- Instructions for the task: Determine how many lines carry the word "Braun". Output that number only.

━━━ Dataset entries ━━━

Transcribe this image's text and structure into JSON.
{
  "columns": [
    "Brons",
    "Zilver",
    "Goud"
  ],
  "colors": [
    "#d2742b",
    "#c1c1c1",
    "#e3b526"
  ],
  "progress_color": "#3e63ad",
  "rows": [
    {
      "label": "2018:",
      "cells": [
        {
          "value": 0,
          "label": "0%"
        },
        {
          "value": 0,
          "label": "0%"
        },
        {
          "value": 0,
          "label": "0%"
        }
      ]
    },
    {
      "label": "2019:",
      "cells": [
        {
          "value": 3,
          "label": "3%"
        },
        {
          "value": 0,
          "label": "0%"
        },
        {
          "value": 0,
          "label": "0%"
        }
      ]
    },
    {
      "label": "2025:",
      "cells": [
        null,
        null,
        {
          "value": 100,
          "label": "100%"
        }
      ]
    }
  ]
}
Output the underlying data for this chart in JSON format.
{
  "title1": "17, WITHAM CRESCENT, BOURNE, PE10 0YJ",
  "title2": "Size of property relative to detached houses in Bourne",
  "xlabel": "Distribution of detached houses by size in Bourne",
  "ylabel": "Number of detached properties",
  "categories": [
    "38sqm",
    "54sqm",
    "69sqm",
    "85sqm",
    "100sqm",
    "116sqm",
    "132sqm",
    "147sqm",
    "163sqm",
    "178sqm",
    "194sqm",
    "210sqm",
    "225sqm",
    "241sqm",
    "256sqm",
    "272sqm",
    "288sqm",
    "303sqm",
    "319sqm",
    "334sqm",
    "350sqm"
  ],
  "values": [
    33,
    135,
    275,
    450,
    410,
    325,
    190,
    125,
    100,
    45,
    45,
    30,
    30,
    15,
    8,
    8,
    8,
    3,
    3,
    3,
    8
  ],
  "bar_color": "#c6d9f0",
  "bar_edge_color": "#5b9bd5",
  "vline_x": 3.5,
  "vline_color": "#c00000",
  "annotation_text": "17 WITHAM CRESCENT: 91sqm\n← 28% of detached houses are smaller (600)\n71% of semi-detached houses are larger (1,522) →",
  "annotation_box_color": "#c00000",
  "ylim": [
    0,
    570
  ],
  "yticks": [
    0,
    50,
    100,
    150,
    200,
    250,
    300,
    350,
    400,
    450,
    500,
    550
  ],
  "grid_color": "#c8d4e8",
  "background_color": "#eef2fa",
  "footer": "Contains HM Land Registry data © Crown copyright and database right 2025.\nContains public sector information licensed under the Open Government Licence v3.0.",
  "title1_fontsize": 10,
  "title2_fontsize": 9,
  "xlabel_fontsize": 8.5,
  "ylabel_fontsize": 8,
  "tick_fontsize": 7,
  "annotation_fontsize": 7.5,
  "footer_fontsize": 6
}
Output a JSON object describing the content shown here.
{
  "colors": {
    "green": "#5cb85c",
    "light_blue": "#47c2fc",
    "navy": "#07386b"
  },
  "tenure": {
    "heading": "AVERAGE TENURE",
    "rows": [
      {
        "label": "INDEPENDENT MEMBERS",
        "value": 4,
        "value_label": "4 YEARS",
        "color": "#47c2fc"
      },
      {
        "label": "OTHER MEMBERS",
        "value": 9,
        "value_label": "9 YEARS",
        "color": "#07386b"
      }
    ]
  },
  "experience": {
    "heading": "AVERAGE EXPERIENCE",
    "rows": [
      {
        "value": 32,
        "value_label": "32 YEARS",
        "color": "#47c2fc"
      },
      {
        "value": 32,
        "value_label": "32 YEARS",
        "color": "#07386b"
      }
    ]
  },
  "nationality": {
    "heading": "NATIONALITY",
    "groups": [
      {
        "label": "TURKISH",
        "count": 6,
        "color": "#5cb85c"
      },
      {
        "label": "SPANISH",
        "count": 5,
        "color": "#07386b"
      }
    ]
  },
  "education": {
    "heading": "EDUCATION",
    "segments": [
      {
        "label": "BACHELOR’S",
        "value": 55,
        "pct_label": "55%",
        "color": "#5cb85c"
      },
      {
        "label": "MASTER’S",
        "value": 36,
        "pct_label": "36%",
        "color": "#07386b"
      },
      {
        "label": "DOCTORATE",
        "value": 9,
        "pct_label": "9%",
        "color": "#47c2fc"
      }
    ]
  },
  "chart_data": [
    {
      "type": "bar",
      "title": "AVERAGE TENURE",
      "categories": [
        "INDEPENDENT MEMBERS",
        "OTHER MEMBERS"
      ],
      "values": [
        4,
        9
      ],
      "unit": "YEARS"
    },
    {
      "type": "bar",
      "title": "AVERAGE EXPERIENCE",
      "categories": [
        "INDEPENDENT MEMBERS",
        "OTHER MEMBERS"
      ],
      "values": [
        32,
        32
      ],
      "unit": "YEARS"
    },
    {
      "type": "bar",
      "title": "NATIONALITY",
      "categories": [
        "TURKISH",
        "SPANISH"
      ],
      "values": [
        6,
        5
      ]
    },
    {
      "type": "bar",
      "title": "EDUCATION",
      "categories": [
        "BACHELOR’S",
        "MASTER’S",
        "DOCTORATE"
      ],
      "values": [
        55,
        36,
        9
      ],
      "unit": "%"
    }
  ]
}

━━━
━━━ Dataset entries ━━━

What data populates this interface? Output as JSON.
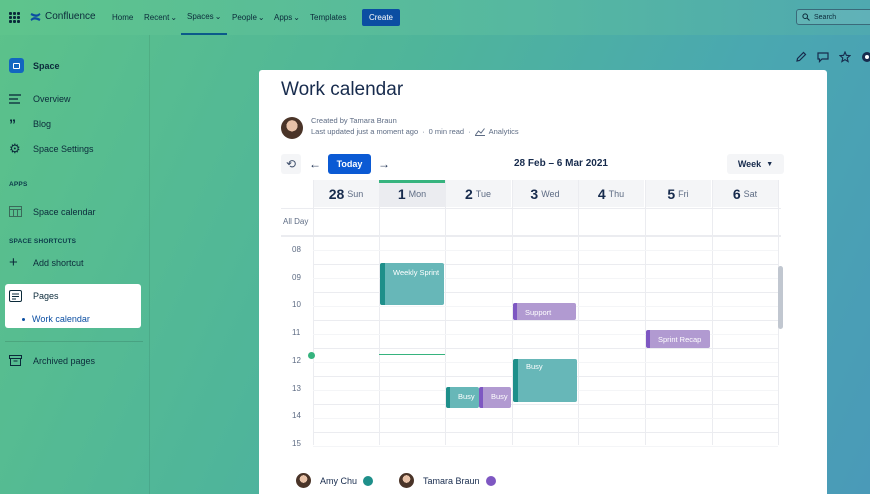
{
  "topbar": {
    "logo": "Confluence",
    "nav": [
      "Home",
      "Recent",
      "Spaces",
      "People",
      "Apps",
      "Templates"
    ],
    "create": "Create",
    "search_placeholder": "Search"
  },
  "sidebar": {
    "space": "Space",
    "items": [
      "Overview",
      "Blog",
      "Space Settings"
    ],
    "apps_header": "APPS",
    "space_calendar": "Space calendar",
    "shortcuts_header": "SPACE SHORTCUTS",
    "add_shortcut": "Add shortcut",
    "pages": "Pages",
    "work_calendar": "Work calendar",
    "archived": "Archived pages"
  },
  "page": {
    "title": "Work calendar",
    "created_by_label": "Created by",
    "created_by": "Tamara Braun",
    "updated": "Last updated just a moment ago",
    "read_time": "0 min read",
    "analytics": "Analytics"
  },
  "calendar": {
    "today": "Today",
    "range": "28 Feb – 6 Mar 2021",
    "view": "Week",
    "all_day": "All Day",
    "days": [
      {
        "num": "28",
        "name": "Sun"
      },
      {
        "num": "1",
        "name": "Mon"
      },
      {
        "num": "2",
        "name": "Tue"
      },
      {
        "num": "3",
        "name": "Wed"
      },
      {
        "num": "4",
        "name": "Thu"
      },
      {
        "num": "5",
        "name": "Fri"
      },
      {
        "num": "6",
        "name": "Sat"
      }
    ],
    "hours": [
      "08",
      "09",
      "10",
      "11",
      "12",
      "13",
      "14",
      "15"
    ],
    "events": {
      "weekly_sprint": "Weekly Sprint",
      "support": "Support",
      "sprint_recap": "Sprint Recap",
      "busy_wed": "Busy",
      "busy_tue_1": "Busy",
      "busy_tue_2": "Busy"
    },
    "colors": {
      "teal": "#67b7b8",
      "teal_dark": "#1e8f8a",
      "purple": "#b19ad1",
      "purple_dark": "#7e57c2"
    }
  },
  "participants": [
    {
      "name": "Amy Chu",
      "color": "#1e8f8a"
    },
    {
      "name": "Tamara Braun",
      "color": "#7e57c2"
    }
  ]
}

━━━

- Final result: 2